→ **Short problem**
Reproduce all of the material word for word.

(Records about charts and figures)
◇ ◇ ◇ ◇

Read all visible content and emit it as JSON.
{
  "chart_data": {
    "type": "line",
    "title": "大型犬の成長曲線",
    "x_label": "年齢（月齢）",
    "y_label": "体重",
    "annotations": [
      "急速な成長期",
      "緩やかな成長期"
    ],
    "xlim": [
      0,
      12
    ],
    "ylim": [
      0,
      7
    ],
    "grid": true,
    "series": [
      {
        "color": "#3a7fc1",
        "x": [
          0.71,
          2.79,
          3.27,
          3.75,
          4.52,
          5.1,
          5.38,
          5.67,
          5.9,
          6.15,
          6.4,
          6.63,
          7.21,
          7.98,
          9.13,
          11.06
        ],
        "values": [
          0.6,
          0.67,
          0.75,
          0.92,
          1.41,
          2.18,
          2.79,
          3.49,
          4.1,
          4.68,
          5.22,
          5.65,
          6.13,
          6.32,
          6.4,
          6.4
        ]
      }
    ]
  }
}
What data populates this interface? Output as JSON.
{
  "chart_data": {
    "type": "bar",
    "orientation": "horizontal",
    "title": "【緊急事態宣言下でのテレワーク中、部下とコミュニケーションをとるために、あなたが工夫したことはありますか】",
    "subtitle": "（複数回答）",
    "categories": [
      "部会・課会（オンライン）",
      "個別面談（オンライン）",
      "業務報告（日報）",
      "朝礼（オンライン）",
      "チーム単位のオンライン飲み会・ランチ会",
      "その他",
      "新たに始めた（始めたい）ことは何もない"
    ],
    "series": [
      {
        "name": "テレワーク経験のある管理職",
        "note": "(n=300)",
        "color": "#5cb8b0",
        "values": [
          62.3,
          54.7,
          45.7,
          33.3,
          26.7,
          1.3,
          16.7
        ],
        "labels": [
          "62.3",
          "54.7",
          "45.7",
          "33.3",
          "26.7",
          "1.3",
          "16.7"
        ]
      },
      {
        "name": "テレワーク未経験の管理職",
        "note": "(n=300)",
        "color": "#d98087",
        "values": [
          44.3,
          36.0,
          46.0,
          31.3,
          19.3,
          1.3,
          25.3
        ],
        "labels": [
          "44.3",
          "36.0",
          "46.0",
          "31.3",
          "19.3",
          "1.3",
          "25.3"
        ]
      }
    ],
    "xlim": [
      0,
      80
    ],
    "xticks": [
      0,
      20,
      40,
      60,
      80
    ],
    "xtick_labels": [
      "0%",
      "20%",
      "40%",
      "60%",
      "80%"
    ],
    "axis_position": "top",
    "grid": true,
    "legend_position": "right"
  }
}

◇ ◇ ◇ ◇

→ **Correct output**
Read all visible content and emit it as JSON.
{
  "chart_data": {
    "type": "line",
    "title": "大型犬の成長曲線",
    "x_label": "年齢（月齢）",
    "y_label": "体重",
    "annotations": [
      "急速な成長期",
      "緩やかな成長期"
    ],
    "xlim": [
      0,
      12
    ],
    "ylim": [
      0,
      7
    ],
    "grid": true,
    "series": [
      {
        "color": "#3a7fc1",
        "x": [
          0.71,
          2.79,
          3.27,
          3.75,
          4.52,
          5.1,
          5.38,
          5.67,
          5.9,
          6.15,
          6.4,
          6.63,
          7.21,
          7.98,
          9.13,
          11.06
        ],
        "values": [
          0.6,
          0.67,
          0.75,
          0.92,
          1.41,
          2.18,
          2.79,
          3.49,
          4.1,
          4.68,
          5.22,
          5.65,
          6.13,
          6.32,
          6.4,
          6.4
        ]
      }
    ]
  }
}
What data populates this interface? Output as JSON.
{
  "chart_data": {
    "type": "bar",
    "orientation": "horizontal",
    "title": "【緊急事態宣言下でのテレワーク中、部下とコミュニケーションをとるために、あなたが工夫したことはありますか】",
    "subtitle": "（複数回答）",
    "categories": [
      "部会・課会（オンライン）",
      "個別面談（オンライン）",
      "業務報告（日報）",
      "朝礼（オンライン）",
      "チーム単位のオンライン飲み会・ランチ会",
      "その他",
      "新たに始めた（始めたい）ことは何もない"
    ],
    "series": [
      {
        "name": "テレワーク経験のある管理職",
        "note": "(n=300)",
        "color": "#5cb8b0",
        "values": [
          62.3,
          54.7,
          45.7,
          33.3,
          26.7,
          1.3,
          16.7
        ],
        "labels": [
          "62.3",
          "54.7",
          "45.7",
          "33.3",
          "26.7",
          "1.3",
          "16.7"
        ]
      },
      {
        "name": "テレワーク未経験の管理職",
        "note": "(n=300)",
        "color": "#d98087",
        "values": [
          44.3,
          36.0,
          46.0,
          31.3,
          19.3,
          1.3,
          25.3
        ],
        "labels": [
          "44.3",
          "36.0",
          "46.0",
          "31.3",
          "19.3",
          "1.3",
          "25.3"
        ]
      }
    ],
    "xlim": [
      0,
      80
    ],
    "xticks": [
      0,
      20,
      40,
      60,
      80
    ],
    "xtick_labels": [
      "0%",
      "20%",
      "40%",
      "60%",
      "80%"
    ],
    "axis_position": "top",
    "grid": true,
    "legend_position": "right"
  }
}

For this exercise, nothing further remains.